-- PROMPT --
Repeat the listing in full, exactly as it stands.

Start DATA SHOWN

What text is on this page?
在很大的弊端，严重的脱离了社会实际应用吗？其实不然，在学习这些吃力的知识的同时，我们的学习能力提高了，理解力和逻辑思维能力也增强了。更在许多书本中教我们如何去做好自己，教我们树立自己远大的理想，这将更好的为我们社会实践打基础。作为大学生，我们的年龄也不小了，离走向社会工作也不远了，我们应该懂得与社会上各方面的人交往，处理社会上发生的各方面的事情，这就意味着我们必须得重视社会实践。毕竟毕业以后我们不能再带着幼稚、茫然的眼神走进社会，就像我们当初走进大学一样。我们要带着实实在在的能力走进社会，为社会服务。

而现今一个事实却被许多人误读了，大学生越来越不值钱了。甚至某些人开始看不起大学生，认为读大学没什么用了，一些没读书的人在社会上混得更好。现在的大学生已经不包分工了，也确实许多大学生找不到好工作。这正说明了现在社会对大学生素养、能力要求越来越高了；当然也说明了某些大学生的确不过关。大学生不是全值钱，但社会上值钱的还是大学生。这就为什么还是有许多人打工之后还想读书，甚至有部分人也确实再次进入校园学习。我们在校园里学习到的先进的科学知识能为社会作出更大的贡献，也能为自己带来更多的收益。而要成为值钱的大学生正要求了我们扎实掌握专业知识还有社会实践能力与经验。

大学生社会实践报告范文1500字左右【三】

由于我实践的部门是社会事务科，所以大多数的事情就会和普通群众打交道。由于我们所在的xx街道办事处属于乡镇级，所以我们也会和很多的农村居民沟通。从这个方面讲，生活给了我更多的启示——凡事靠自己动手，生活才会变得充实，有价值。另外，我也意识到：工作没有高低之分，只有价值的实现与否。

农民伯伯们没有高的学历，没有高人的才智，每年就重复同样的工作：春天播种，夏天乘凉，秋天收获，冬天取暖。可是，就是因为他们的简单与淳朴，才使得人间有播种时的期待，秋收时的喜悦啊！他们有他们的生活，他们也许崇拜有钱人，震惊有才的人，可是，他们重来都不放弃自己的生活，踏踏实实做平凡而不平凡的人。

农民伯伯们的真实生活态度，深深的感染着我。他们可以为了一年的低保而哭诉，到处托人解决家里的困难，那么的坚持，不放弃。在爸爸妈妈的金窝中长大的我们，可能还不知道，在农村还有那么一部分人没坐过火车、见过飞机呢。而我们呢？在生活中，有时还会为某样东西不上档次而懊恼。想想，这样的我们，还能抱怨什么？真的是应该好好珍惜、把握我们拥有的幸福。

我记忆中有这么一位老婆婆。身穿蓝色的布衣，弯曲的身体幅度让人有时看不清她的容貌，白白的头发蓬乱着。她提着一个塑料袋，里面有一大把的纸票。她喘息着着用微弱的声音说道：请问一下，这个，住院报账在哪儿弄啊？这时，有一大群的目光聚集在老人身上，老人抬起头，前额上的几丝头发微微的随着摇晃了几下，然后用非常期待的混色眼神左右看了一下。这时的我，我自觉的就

End DATA SHOWN

-- TASK ANSWER --
What text is on this page?
在很大的弊端，严重的脱离了社会实际应用吗？其实不然，在学习这些吃力的知识的同时，我们的学习能力提高了，理解力和逻辑思维能力也增强了。更在许多书本中教我们如何去做好自己，教我们树立自己远大的理想，这将更好的为我们社会实践打基础。作为大学生，我们的年龄也不小了，离走向社会工作也不远了，我们应该懂得与社会上各方面的人交往，处理社会上发生的各方面的事情，这就意味着我们必须得重视社会实践。毕竟毕业以后我们不能再带着幼稚、茫然的眼神走进社会，就像我们当初走进大学一样。我们要带着实实在在的能力走进社会，为社会服务。

而现今一个事实却被许多人误读了，大学生越来越不值钱了。甚至某些人开始看不起大学生，认为读大学没什么用了，一些没读书的人在社会上混得更好。现在的大学生已经不包分工了，也确实许多大学生找不到好工作。这正说明了现在社会对大学生素养、能力要求越来越高了；当然也说明了某些大学生的确不过关。大学生不是全值钱，但社会上值钱的还是大学生。这就为什么还是有许多人打工之后还想读书，甚至有部分人也确实再次进入校园学习。我们在校园里学习到的先进的科学知识能为社会作出更大的贡献，也能为自己带来更多的收益。而要成为值钱的大学生正要求了我们扎实掌握专业知识还有社会实践能力与经验。

大学生社会实践报告范文1500字左右【三】

由于我实践的部门是社会事务科，所以大多数的事情就会和普通群众打交道。由于我们所在的xx街道办事处属于乡镇级，所以我们也会和很多的农村居民沟通。从这个方面讲，生活给了我更多的启示——凡事靠自己动手，生活才会变得充实，有价值。另外，我也意识到：工作没有高低之分，只有价值的实现与否。

农民伯伯们没有高的学历，没有高人的才智，每年就重复同样的工作：春天播种，夏天乘凉，秋天收获，冬天取暖。可是，就是因为他们的简单与淳朴，才使得人间有播种时的期待，秋收时的喜悦啊！他们有他们的生活，他们也许崇拜有钱人，震惊有才的人，可是，他们重来都不放弃自己的生活，踏踏实实做平凡而不平凡的人。

农民伯伯们的真实生活态度，深深的感染着我。他们可以为了一年的低保而哭诉，到处托人解决家里的困难，那么的坚持，不放弃。在爸爸妈妈的金窝中长大的我们，可能还不知道，在农村还有那么一部分人没坐过火车、见过飞机呢。而我们呢？在生活中，有时还会为某样东西不上档次而懊恼。想想，这样的我们，还能抱怨什么？真的是应该好好珍惜、把握我们拥有的幸福。

我记忆中有这么一位老婆婆。身穿蓝色的布衣，弯曲的身体幅度让人有时看不清她的容貌，白白的头发蓬乱着。她提着一个塑料袋，里面有一大把的纸票。她喘息着着用微弱的声音说道：请问一下，这个，住院报账在哪儿弄啊？这时，有一大群的目光聚集在老人身上，老人抬起头，前额上的几丝头发微微的随着摇晃了几下，然后用非常期待的混色眼神左右看了一下。这时的我，我自觉的就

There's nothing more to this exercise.